> _Given data_
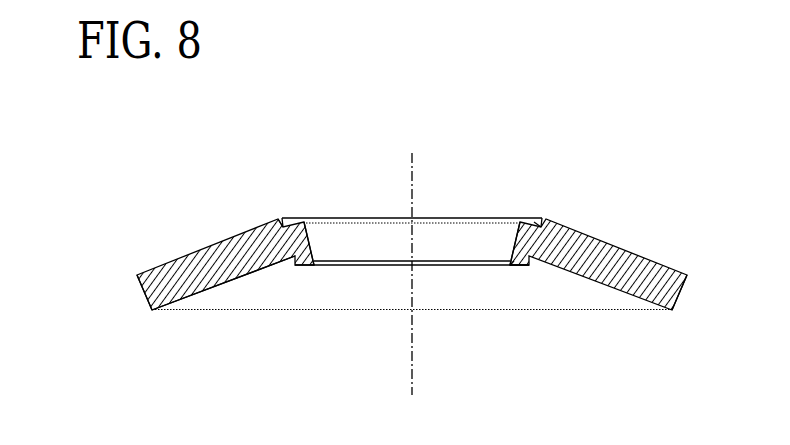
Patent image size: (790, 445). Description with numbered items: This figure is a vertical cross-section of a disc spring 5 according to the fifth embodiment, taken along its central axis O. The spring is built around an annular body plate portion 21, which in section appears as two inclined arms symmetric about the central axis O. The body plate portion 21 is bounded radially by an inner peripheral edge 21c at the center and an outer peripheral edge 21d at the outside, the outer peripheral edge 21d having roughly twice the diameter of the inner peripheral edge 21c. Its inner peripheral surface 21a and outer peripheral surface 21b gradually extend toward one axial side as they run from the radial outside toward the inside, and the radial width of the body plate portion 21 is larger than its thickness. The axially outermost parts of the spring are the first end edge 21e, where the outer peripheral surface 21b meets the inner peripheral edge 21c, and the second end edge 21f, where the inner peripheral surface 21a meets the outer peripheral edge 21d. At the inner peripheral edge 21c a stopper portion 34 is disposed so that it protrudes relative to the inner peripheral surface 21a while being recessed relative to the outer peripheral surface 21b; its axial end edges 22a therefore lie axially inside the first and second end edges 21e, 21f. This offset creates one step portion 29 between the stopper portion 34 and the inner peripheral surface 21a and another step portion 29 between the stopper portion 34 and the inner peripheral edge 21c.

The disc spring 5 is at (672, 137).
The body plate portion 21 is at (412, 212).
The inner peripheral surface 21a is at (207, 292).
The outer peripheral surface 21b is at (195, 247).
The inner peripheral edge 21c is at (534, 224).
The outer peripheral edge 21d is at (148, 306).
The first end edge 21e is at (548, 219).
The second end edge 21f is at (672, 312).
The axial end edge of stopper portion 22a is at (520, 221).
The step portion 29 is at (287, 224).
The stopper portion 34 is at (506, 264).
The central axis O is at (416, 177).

> _Stated task_
Convert the material above into a JSON list of strings, one string per line, leaving out blank lines and the picture.

> _Written solution_
[
  "Patent image size: (790, 445). Description with numbered items: This figure is a vertical cross-section of a disc spring 5 according to the fifth embodiment, taken along its central axis O. The spring is built around an annular body plate portion 21, which in section appears as two inclined arms symmetric about the central axis O. The body plate portion 21 is bounded radially by an inner peripheral edge 21c at the center and an outer peripheral edge 21d at the outside, the outer peripheral edge 21d having roughly twice the diameter of the inner peripheral edge 21c. Its inner peripheral surface 21a and outer peripheral surface 21b gradually extend toward one axial side as they run from the radial outside toward the inside, and the radial width of the body plate portion 21 is larger than its thickness. The axially outermost parts of the spring are the first end edge 21e, where the outer peripheral surface 21b meets the inner peripheral edge 21c, and the second end edge 21f, where the inner peripheral surface 21a meets the outer peripheral edge 21d. At the inner peripheral edge 21c a stopper portion 34 is disposed so that it protrudes relative to the inner peripheral surface 21a while being recessed relative to the outer peripheral surface 21b; its axial end edges 22a therefore lie axially inside the first and second end edges 21e, 21f. This offset creates one step portion 29 between the stopper portion 34 and the inner peripheral surface 21a and another step portion 29 between the stopper portion 34 and the inner peripheral edge 21c.",
  "The disc spring 5 is at (672, 137).",
  "The body plate portion 21 is at (412, 212).",
  "The inner peripheral surface 21a is at (207, 292).",
  "The outer peripheral surface 21b is at (195, 247).",
  "The inner peripheral edge 21c is at (534, 224).",
  "The outer peripheral edge 21d is at (148, 306).",
  "The first end edge 21e is at (548, 219).",
  "The second end edge 21f is at (672, 312).",
  "The axial end edge of stopper portion 22a is at (520, 221).",
  "The step portion 29 is at (287, 224).",
  "The stopper portion 34 is at (506, 264).",
  "The central axis O is at (416, 177)."
]